## Prompt
Filter the records below for the word "name". Copy each line that holds it.
·····
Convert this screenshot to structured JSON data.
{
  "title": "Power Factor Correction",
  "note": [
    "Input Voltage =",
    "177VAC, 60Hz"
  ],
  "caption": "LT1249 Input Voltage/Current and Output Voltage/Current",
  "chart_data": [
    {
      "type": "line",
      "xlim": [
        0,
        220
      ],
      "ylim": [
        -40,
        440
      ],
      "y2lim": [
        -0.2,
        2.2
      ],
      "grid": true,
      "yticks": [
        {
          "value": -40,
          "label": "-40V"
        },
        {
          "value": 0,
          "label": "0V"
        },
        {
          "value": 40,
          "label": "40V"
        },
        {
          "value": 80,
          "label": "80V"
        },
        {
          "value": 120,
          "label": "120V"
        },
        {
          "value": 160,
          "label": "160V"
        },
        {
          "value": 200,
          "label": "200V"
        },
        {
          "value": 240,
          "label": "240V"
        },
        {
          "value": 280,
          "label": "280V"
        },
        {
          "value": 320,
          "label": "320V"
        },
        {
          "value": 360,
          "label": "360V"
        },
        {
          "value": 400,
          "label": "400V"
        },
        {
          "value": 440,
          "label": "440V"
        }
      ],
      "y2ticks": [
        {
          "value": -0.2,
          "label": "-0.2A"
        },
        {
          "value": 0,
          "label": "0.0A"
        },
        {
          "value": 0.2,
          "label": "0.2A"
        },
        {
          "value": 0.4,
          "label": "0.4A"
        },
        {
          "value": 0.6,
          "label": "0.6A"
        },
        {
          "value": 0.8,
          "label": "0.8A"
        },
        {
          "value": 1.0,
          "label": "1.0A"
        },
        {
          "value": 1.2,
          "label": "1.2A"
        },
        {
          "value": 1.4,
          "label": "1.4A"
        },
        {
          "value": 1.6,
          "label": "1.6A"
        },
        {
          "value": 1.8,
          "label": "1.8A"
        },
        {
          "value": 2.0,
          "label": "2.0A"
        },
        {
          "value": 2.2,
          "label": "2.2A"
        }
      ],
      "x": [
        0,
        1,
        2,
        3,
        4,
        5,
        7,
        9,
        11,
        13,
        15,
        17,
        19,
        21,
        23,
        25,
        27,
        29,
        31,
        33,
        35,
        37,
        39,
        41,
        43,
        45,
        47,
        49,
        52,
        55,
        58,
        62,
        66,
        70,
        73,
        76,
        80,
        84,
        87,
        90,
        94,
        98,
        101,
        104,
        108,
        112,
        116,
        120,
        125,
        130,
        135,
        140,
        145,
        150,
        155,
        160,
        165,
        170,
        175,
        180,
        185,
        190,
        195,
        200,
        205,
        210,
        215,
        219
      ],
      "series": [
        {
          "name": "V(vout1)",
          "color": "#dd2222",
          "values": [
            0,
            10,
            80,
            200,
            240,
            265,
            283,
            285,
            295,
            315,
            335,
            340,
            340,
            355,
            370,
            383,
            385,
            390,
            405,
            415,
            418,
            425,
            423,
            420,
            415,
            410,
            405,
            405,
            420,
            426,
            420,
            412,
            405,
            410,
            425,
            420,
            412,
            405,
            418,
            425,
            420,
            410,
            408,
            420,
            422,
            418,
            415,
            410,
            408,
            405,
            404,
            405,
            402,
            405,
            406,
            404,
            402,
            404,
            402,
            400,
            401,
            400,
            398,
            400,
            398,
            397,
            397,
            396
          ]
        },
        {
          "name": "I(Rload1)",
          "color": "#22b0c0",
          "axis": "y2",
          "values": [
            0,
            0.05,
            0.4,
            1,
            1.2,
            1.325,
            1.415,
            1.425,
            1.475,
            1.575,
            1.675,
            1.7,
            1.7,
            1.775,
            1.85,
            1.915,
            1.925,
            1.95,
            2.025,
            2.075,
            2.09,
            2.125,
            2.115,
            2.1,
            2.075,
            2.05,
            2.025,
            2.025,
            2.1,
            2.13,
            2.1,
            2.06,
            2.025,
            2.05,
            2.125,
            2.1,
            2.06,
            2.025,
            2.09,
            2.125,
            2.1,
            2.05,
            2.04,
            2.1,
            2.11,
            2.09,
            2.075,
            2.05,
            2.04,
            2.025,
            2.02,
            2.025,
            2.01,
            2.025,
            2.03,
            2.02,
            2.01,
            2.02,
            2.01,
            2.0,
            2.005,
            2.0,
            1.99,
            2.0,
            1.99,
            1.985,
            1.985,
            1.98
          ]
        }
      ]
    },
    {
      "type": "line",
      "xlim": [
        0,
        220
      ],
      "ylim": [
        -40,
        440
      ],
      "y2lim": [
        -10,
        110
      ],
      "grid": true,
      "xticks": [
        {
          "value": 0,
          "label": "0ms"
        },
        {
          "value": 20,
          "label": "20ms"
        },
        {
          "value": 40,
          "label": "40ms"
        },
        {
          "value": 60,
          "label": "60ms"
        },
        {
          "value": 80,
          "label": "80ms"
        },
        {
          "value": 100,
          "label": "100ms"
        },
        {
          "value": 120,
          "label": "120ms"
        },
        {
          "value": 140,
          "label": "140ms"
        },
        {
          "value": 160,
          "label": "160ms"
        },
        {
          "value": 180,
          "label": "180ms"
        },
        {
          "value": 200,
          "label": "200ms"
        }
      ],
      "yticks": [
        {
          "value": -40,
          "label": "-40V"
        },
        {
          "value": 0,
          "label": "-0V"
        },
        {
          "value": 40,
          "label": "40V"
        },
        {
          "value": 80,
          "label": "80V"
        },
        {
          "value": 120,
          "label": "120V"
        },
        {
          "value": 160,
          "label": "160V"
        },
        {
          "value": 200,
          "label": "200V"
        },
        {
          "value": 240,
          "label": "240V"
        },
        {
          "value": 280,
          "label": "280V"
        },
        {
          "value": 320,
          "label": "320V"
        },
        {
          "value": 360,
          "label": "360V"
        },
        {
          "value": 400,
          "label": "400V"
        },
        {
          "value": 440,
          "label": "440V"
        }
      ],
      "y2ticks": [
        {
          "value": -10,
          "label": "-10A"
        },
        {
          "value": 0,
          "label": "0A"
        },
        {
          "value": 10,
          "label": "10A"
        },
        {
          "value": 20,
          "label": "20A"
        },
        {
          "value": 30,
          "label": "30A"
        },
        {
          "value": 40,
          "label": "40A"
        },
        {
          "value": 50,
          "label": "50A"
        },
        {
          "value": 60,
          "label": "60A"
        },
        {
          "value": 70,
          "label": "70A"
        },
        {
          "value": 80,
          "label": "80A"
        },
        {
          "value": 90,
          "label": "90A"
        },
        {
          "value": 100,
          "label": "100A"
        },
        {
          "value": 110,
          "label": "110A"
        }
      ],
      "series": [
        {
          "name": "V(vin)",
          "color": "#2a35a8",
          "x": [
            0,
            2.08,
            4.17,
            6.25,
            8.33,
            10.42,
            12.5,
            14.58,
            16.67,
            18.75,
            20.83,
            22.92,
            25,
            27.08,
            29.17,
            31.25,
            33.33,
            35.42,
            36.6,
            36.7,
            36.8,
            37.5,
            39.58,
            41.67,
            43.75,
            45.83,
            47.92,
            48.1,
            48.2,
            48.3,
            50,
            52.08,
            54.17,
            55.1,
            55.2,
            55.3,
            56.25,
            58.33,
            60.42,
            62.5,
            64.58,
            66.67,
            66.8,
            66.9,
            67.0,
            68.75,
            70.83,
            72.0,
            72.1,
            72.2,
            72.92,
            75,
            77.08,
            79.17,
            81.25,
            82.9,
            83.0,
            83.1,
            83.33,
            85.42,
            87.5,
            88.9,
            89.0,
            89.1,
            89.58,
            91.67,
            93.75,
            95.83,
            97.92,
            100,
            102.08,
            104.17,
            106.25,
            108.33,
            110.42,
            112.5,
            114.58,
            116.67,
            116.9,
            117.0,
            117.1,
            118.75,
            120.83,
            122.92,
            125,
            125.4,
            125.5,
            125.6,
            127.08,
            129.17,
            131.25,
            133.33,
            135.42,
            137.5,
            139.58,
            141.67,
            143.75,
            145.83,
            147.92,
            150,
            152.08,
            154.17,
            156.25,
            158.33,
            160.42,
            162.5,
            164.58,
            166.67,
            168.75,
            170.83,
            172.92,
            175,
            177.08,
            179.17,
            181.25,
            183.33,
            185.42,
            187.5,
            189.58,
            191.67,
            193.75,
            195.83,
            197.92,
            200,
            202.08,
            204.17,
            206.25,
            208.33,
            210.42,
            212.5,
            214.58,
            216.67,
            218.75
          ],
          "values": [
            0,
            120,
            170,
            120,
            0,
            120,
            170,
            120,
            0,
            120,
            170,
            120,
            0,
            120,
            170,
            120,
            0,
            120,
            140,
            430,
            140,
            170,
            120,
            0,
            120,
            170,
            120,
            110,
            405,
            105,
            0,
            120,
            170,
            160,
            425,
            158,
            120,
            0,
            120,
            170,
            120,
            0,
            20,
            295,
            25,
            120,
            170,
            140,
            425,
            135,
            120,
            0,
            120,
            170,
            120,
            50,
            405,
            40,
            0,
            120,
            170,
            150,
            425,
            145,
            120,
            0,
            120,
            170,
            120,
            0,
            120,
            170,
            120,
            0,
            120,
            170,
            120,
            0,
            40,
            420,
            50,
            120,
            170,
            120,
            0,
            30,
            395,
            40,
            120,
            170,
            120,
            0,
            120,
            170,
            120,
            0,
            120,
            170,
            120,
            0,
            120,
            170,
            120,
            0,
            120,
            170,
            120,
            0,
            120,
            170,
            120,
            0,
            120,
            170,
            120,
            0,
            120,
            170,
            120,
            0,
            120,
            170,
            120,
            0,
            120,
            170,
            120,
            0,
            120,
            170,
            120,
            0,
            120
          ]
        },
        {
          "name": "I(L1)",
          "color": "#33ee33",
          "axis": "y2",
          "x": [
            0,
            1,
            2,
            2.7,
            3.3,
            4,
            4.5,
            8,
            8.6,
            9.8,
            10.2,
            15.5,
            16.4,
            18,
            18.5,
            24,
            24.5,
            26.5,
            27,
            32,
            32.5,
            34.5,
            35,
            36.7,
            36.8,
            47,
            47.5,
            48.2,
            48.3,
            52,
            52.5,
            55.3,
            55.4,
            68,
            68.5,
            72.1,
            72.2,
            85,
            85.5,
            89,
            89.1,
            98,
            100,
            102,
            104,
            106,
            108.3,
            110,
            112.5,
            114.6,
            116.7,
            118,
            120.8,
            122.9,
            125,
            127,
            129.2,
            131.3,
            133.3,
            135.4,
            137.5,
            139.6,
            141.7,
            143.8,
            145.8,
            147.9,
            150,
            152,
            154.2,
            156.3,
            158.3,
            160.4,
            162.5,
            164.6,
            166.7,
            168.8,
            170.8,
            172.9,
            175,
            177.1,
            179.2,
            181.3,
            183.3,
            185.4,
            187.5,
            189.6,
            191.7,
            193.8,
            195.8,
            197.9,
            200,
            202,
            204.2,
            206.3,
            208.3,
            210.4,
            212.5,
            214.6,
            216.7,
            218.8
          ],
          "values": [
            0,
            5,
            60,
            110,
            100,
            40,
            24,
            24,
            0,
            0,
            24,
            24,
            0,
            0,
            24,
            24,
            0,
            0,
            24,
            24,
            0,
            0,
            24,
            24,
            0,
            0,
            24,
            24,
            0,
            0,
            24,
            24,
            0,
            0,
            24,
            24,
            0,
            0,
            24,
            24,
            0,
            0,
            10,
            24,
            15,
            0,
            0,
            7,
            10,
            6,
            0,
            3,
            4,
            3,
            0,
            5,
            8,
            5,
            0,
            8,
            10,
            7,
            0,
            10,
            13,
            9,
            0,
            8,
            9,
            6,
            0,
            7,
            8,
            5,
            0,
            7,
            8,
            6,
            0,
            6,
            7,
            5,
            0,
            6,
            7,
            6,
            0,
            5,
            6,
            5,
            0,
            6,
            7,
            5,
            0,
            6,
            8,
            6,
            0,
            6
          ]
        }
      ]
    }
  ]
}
·····
## Finished exercise
          "name": "V(vout1)",
          "name": "I(Rload1)",
          "name": "V(vin)",
          "name": "I(L1)",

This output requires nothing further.